START PROVIDED ENTRIES

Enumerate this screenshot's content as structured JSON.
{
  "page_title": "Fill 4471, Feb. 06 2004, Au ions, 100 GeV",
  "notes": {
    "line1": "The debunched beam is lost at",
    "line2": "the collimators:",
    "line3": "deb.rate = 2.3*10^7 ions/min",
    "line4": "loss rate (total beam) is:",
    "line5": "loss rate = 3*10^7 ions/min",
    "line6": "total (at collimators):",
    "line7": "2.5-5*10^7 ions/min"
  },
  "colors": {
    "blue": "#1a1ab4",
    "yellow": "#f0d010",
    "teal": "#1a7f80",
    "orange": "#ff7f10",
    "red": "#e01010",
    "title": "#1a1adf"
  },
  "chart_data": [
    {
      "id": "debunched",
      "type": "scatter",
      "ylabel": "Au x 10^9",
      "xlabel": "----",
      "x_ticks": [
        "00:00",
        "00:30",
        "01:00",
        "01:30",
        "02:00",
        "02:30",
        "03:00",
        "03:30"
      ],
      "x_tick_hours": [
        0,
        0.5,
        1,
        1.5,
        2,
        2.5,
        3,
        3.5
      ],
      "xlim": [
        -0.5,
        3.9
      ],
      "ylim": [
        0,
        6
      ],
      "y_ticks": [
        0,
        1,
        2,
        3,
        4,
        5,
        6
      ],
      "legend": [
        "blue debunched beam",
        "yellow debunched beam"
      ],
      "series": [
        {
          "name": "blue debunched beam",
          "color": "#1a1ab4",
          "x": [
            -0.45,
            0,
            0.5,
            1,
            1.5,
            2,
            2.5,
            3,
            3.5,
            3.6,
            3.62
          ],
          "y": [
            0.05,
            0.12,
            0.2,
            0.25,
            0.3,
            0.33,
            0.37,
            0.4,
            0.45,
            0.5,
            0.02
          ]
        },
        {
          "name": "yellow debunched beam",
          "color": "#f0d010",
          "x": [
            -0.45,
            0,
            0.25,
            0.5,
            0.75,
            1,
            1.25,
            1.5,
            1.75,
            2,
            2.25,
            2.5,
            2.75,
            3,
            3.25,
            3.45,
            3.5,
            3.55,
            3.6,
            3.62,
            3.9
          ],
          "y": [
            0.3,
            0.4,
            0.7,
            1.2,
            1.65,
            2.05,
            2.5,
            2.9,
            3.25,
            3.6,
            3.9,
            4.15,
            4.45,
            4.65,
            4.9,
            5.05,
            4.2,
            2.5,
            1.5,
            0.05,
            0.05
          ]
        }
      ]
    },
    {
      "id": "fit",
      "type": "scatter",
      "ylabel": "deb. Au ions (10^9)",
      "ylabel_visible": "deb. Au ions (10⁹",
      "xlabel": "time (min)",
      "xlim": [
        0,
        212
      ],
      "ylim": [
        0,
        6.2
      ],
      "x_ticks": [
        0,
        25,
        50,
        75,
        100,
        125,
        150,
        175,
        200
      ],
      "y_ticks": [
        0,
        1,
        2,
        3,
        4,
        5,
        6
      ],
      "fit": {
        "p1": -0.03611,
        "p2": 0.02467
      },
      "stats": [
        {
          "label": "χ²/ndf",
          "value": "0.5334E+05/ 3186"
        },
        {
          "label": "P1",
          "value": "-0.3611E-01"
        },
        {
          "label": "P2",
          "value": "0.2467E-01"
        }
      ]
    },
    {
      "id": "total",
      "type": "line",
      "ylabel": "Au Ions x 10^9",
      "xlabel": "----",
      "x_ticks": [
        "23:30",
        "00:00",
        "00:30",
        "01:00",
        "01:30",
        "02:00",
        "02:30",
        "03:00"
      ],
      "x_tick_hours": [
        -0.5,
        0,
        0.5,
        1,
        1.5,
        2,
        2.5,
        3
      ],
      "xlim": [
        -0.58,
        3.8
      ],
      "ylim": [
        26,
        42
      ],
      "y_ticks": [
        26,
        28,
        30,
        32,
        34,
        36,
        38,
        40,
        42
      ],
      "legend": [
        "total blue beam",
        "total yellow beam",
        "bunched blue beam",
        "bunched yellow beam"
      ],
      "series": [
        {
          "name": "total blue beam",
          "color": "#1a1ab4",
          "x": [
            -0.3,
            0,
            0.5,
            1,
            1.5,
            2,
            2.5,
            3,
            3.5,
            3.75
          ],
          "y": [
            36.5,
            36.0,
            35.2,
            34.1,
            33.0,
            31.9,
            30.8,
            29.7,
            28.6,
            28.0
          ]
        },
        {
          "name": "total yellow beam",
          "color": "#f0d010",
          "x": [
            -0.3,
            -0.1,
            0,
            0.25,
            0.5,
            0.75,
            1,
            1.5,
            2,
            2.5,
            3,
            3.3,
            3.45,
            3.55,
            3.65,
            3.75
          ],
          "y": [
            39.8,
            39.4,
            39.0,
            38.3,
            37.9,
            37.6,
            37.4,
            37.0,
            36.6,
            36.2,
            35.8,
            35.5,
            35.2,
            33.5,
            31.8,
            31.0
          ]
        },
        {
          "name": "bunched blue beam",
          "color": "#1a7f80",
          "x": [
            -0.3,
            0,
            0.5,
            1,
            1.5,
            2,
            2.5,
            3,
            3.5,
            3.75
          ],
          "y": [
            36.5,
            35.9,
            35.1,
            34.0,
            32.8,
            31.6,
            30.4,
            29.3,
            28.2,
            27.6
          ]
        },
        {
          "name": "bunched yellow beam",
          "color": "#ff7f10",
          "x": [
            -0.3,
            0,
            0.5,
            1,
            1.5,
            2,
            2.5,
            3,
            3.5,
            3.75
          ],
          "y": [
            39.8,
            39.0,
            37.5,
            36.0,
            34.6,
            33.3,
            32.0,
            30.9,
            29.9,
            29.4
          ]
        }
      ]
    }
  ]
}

END PROVIDED ENTRIES

• **REQUIREMENT**: Reproduce all of the records exactly.

• **TASK OUTPUT**:
Enumerate this screenshot's content as structured JSON.
{
  "page_title": "Fill 4471, Feb. 06 2004, Au ions, 100 GeV",
  "notes": {
    "line1": "The debunched beam is lost at",
    "line2": "the collimators:",
    "line3": "deb.rate = 2.3*10^7 ions/min",
    "line4": "loss rate (total beam) is:",
    "line5": "loss rate = 3*10^7 ions/min",
    "line6": "total (at collimators):",
    "line7": "2.5-5*10^7 ions/min"
  },
  "colors": {
    "blue": "#1a1ab4",
    "yellow": "#f0d010",
    "teal": "#1a7f80",
    "orange": "#ff7f10",
    "red": "#e01010",
    "title": "#1a1adf"
  },
  "chart_data": [
    {
      "id": "debunched",
      "type": "scatter",
      "ylabel": "Au x 10^9",
      "xlabel": "----",
      "x_ticks": [
        "00:00",
        "00:30",
        "01:00",
        "01:30",
        "02:00",
        "02:30",
        "03:00",
        "03:30"
      ],
      "x_tick_hours": [
        0,
        0.5,
        1,
        1.5,
        2,
        2.5,
        3,
        3.5
      ],
      "xlim": [
        -0.5,
        3.9
      ],
      "ylim": [
        0,
        6
      ],
      "y_ticks": [
        0,
        1,
        2,
        3,
        4,
        5,
        6
      ],
      "legend": [
        "blue debunched beam",
        "yellow debunched beam"
      ],
      "series": [
        {
          "name": "blue debunched beam",
          "color": "#1a1ab4",
          "x": [
            -0.45,
            0,
            0.5,
            1,
            1.5,
            2,
            2.5,
            3,
            3.5,
            3.6,
            3.62
          ],
          "y": [
            0.05,
            0.12,
            0.2,
            0.25,
            0.3,
            0.33,
            0.37,
            0.4,
            0.45,
            0.5,
            0.02
          ]
        },
        {
          "name": "yellow debunched beam",
          "color": "#f0d010",
          "x": [
            -0.45,
            0,
            0.25,
            0.5,
            0.75,
            1,
            1.25,
            1.5,
            1.75,
            2,
            2.25,
            2.5,
            2.75,
            3,
            3.25,
            3.45,
            3.5,
            3.55,
            3.6,
            3.62,
            3.9
          ],
          "y": [
            0.3,
            0.4,
            0.7,
            1.2,
            1.65,
            2.05,
            2.5,
            2.9,
            3.25,
            3.6,
            3.9,
            4.15,
            4.45,
            4.65,
            4.9,
            5.05,
            4.2,
            2.5,
            1.5,
            0.05,
            0.05
          ]
        }
      ]
    },
    {
      "id": "fit",
      "type": "scatter",
      "ylabel": "deb. Au ions (10^9)",
      "ylabel_visible": "deb. Au ions (10⁹",
      "xlabel": "time (min)",
      "xlim": [
        0,
        212
      ],
      "ylim": [
        0,
        6.2
      ],
      "x_ticks": [
        0,
        25,
        50,
        75,
        100,
        125,
        150,
        175,
        200
      ],
      "y_ticks": [
        0,
        1,
        2,
        3,
        4,
        5,
        6
      ],
      "fit": {
        "p1": -0.03611,
        "p2": 0.02467
      },
      "stats": [
        {
          "label": "χ²/ndf",
          "value": "0.5334E+05/ 3186"
        },
        {
          "label": "P1",
          "value": "-0.3611E-01"
        },
        {
          "label": "P2",
          "value": "0.2467E-01"
        }
      ]
    },
    {
      "id": "total",
      "type": "line",
      "ylabel": "Au Ions x 10^9",
      "xlabel": "----",
      "x_ticks": [
        "23:30",
        "00:00",
        "00:30",
        "01:00",
        "01:30",
        "02:00",
        "02:30",
        "03:00"
      ],
      "x_tick_hours": [
        -0.5,
        0,
        0.5,
        1,
        1.5,
        2,
        2.5,
        3
      ],
      "xlim": [
        -0.58,
        3.8
      ],
      "ylim": [
        26,
        42
      ],
      "y_ticks": [
        26,
        28,
        30,
        32,
        34,
        36,
        38,
        40,
        42
      ],
      "legend": [
        "total blue beam",
        "total yellow beam",
        "bunched blue beam",
        "bunched yellow beam"
      ],
      "series": [
        {
          "name": "total blue beam",
          "color": "#1a1ab4",
          "x": [
            -0.3,
            0,
            0.5,
            1,
            1.5,
            2,
            2.5,
            3,
            3.5,
            3.75
          ],
          "y": [
            36.5,
            36.0,
            35.2,
            34.1,
            33.0,
            31.9,
            30.8,
            29.7,
            28.6,
            28.0
          ]
        },
        {
          "name": "total yellow beam",
          "color": "#f0d010",
          "x": [
            -0.3,
            -0.1,
            0,
            0.25,
            0.5,
            0.75,
            1,
            1.5,
            2,
            2.5,
            3,
            3.3,
            3.45,
            3.55,
            3.65,
            3.75
          ],
          "y": [
            39.8,
            39.4,
            39.0,
            38.3,
            37.9,
            37.6,
            37.4,
            37.0,
            36.6,
            36.2,
            35.8,
            35.5,
            35.2,
            33.5,
            31.8,
            31.0
          ]
        },
        {
          "name": "bunched blue beam",
          "color": "#1a7f80",
          "x": [
            -0.3,
            0,
            0.5,
            1,
            1.5,
            2,
            2.5,
            3,
            3.5,
            3.75
          ],
          "y": [
            36.5,
            35.9,
            35.1,
            34.0,
            32.8,
            31.6,
            30.4,
            29.3,
            28.2,
            27.6
          ]
        },
        {
          "name": "bunched yellow beam",
          "color": "#ff7f10",
          "x": [
            -0.3,
            0,
            0.5,
            1,
            1.5,
            2,
            2.5,
            3,
            3.5,
            3.75
          ],
          "y": [
            39.8,
            39.0,
            37.5,
            36.0,
            34.6,
            33.3,
            32.0,
            30.9,
            29.9,
            29.4
          ]
        }
      ]
    }
  ]
}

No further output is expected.